─── DATA

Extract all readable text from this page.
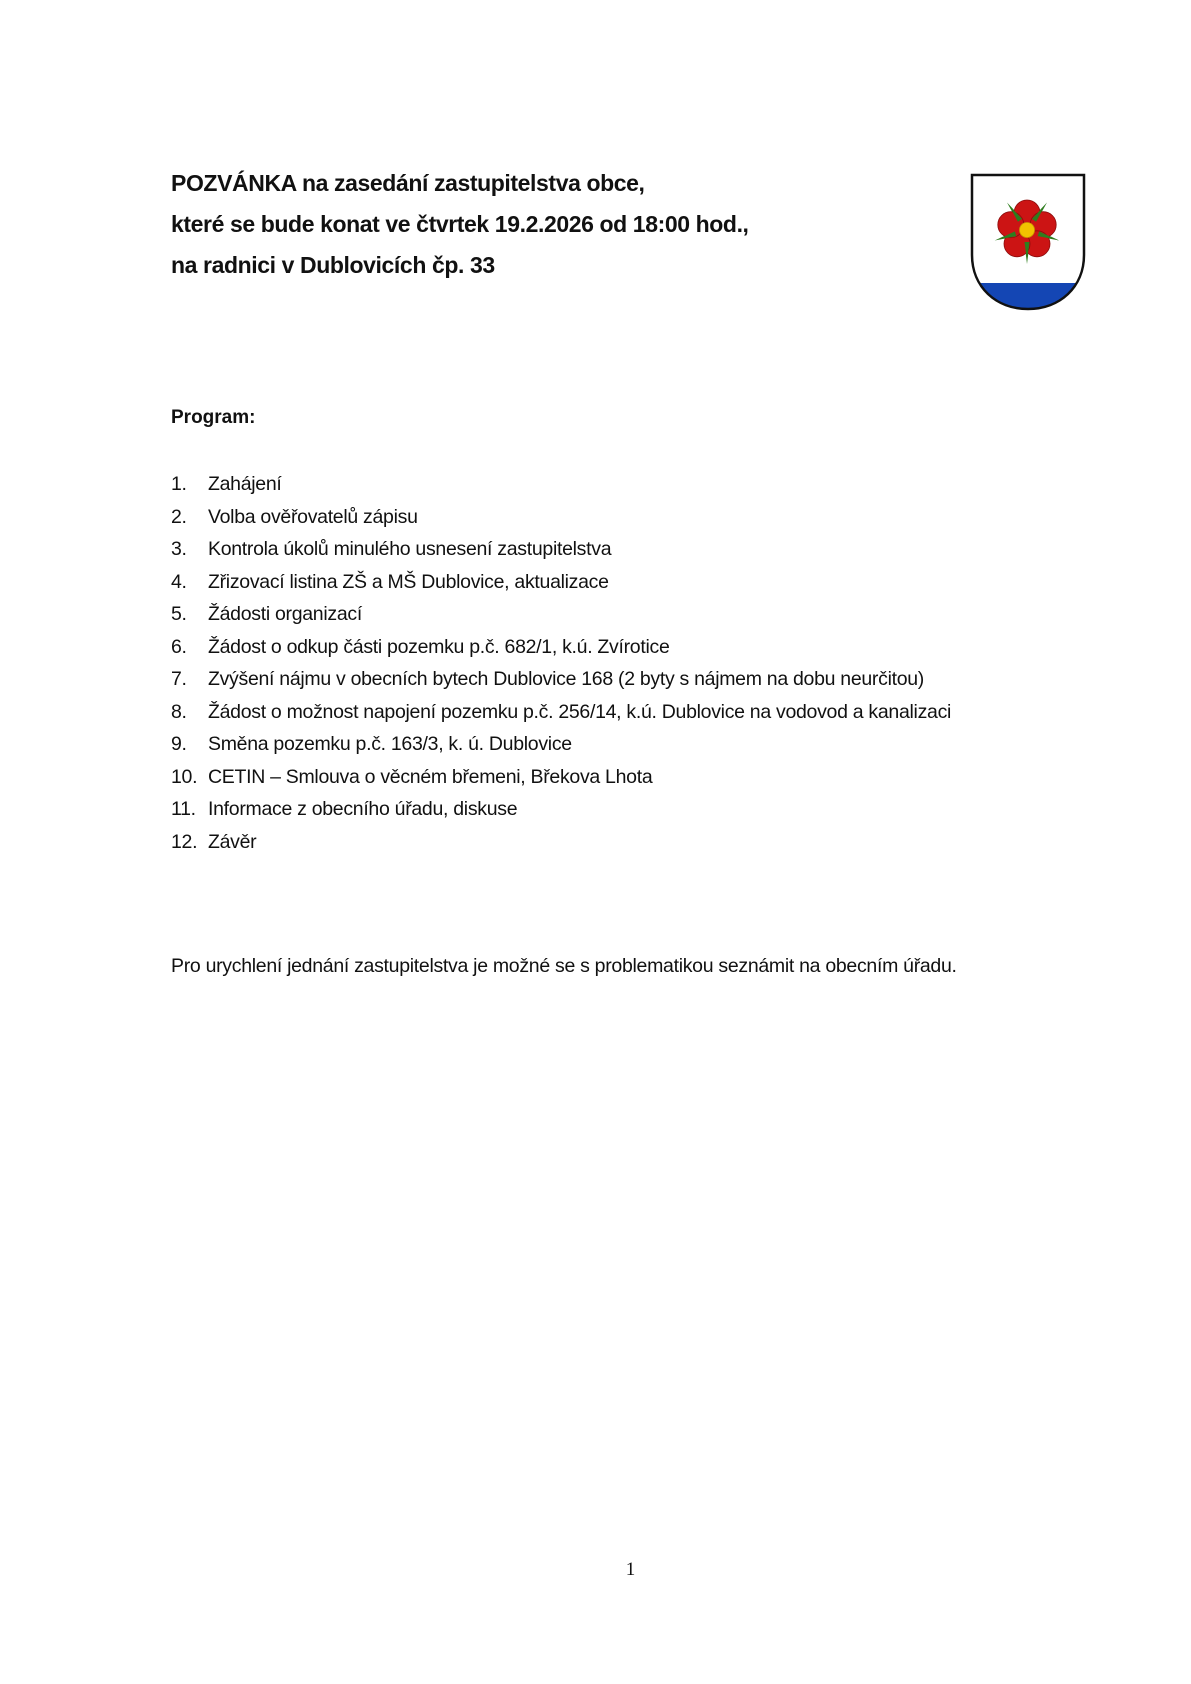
POZVÁNKA na zasedání zastupitelstva obce,
které se bude konat ve čtvrtek 19.2.2026 od 18:00 hod.,
na radnici v Dublovicích čp. 33
Program:
1.	Zahájení
2.	Volba ověřovatelů zápisu
3.	Kontrola úkolů minulého usnesení zastupitelstva
4.	Zřizovací listina ZŠ a MŠ Dublovice, aktualizace
5.	Žádosti organizací
6.	Žádost o odkup části pozemku p.č. 682/1, k.ú. Zvírotice
7.	Zvýšení nájmu v obecních bytech Dublovice 168 (2 byty s nájmem na dobu neurčitou)
8.	Žádost o možnost napojení pozemku p.č. 256/14, k.ú. Dublovice na vodovod a kanalizaci
9.	Směna pozemku p.č. 163/3, k. ú. Dublovice
10. CETIN – Smlouva o věcném břemeni, Břekova Lhota
11. Informace z obecního úřadu, diskuse
12. Závěr
Pro urychlení jednání zastupitelstva je možné se s problematikou seznámit na obecním úřadu.
1
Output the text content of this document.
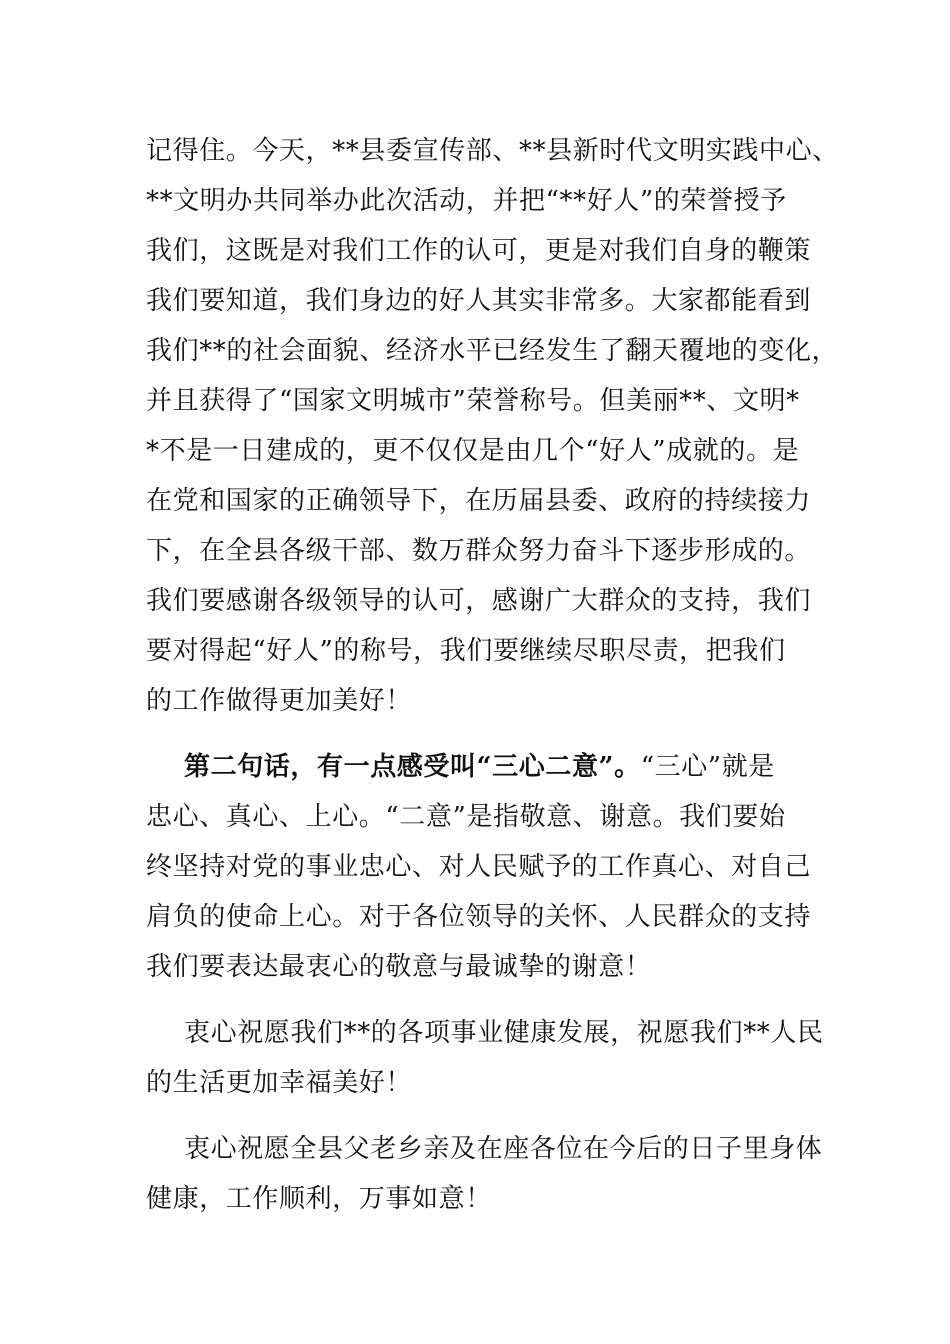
记得住。今天，**县委宣传部、**县新时代文明实践中心、
**文明办共同举办此次活动，并把“**好人”的荣誉授予
我们，这既是对我们工作的认可，更是对我们自身的鞭策
我们要知道，我们身边的好人其实非常多。大家都能看到
我们**的社会面貌、经济水平已经发生了翻天覆地的变化，
并且获得了“国家文明城市”荣誉称号。但美丽**、文明*
*不是一日建成的，更不仅仅是由几个“好人”成就的。是
在党和国家的正确领导下，在历届县委、政府的持续接力
下，在全县各级干部、数万群众努力奋斗下逐步形成的。
我们要感谢各级领导的认可，感谢广大群众的支持，我们
要对得起“好人”的称号，我们要继续尽职尽责，把我们
的工作做得更加美好！
第二句话，有一点感受叫“三心二意”。“三心”就是
忠心、真心、上心。“二意”是指敬意、谢意。我们要始
终坚持对党的事业忠心、对人民赋予的工作真心、对自己
肩负的使命上心。对于各位领导的关怀、人民群众的支持
我们要表达最衷心的敬意与最诚挚的谢意！
衷心祝愿我们**的各项事业健康发展，祝愿我们**人民
的生活更加幸福美好！
衷心祝愿全县父老乡亲及在座各位在今后的日子里身体
健康，工作顺利，万事如意！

──────

Reproduce each line from the records that contains the word "this".

* _FULL ANSWER_:
Extract all readable text from this page.
Output the text content of this document.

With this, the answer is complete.